INSTRUCTIONS FOR THE TASK
Exactly repeat all the records below, omitting the images they hold.

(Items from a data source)

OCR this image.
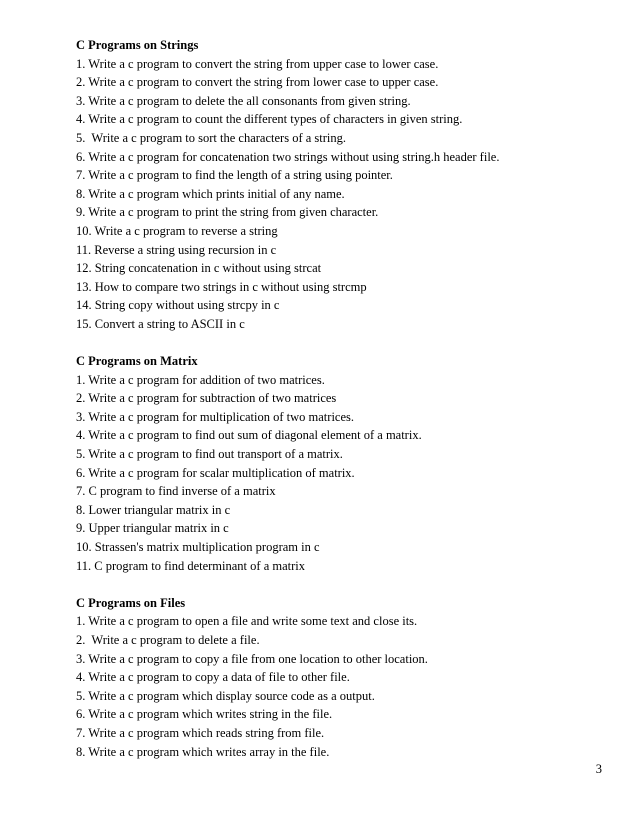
C Programs on Strings
1. Write a c program to convert the string from upper case to lower case.
2. Write a c program to convert the string from lower case to upper case.
3. Write a c program to delete the all consonants from given string.
4. Write a c program to count the different types of characters in given string.
5.  Write a c program to sort the characters of a string.
6. Write a c program for concatenation two strings without using string.h header file.
7. Write a c program to find the length of a string using pointer.
8. Write a c program which prints initial of any name.
9. Write a c program to print the string from given character.
10. Write a c program to reverse a string
11. Reverse a string using recursion in c
12. String concatenation in c without using strcat
13. How to compare two strings in c without using strcmp
14. String copy without using strcpy in c
15. Convert a string to ASCII in c
C Programs on Matrix
1. Write a c program for addition of two matrices.
2. Write a c program for subtraction of two matrices
3. Write a c program for multiplication of two matrices.
4. Write a c program to find out sum of diagonal element of a matrix.
5. Write a c program to find out transport of a matrix.
6. Write a c program for scalar multiplication of matrix.
7. C program to find inverse of a matrix
8. Lower triangular matrix in c
9. Upper triangular matrix in c
10. Strassen's matrix multiplication program in c
11. C program to find determinant of a matrix
C Programs on Files
1. Write a c program to open a file and write some text and close its.
2.  Write a c program to delete a file.
3. Write a c program to copy a file from one location to other location.
4. Write a c program to copy a data of file to other file.
5. Write a c program which display source code as a output.
6. Write a c program which writes string in the file.
7. Write a c program which reads string from file.
8. Write a c program which writes array in the file.
3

RESULT OF THE TASK
OCR this image.
C Programs on Strings
1. Write a c program to convert the string from upper case to lower case.
2. Write a c program to convert the string from lower case to upper case.
3. Write a c program to delete the all consonants from given string.
4. Write a c program to count the different types of characters in given string.
5.  Write a c program to sort the characters of a string.
6. Write a c program for concatenation two strings without using string.h header file.
7. Write a c program to find the length of a string using pointer.
8. Write a c program which prints initial of any name.
9. Write a c program to print the string from given character.
10. Write a c program to reverse a string
11. Reverse a string using recursion in c
12. String concatenation in c without using strcat
13. How to compare two strings in c without using strcmp
14. String copy without using strcpy in c
15. Convert a string to ASCII in c
C Programs on Matrix
1. Write a c program for addition of two matrices.
2. Write a c program for subtraction of two matrices
3. Write a c program for multiplication of two matrices.
4. Write a c program to find out sum of diagonal element of a matrix.
5. Write a c program to find out transport of a matrix.
6. Write a c program for scalar multiplication of matrix.
7. C program to find inverse of a matrix
8. Lower triangular matrix in c
9. Upper triangular matrix in c
10. Strassen's matrix multiplication program in c
11. C program to find determinant of a matrix
C Programs on Files
1. Write a c program to open a file and write some text and close its.
2.  Write a c program to delete a file.
3. Write a c program to copy a file from one location to other location.
4. Write a c program to copy a data of file to other file.
5. Write a c program which display source code as a output.
6. Write a c program which writes string in the file.
7. Write a c program which reads string from file.
8. Write a c program which writes array in the file.
3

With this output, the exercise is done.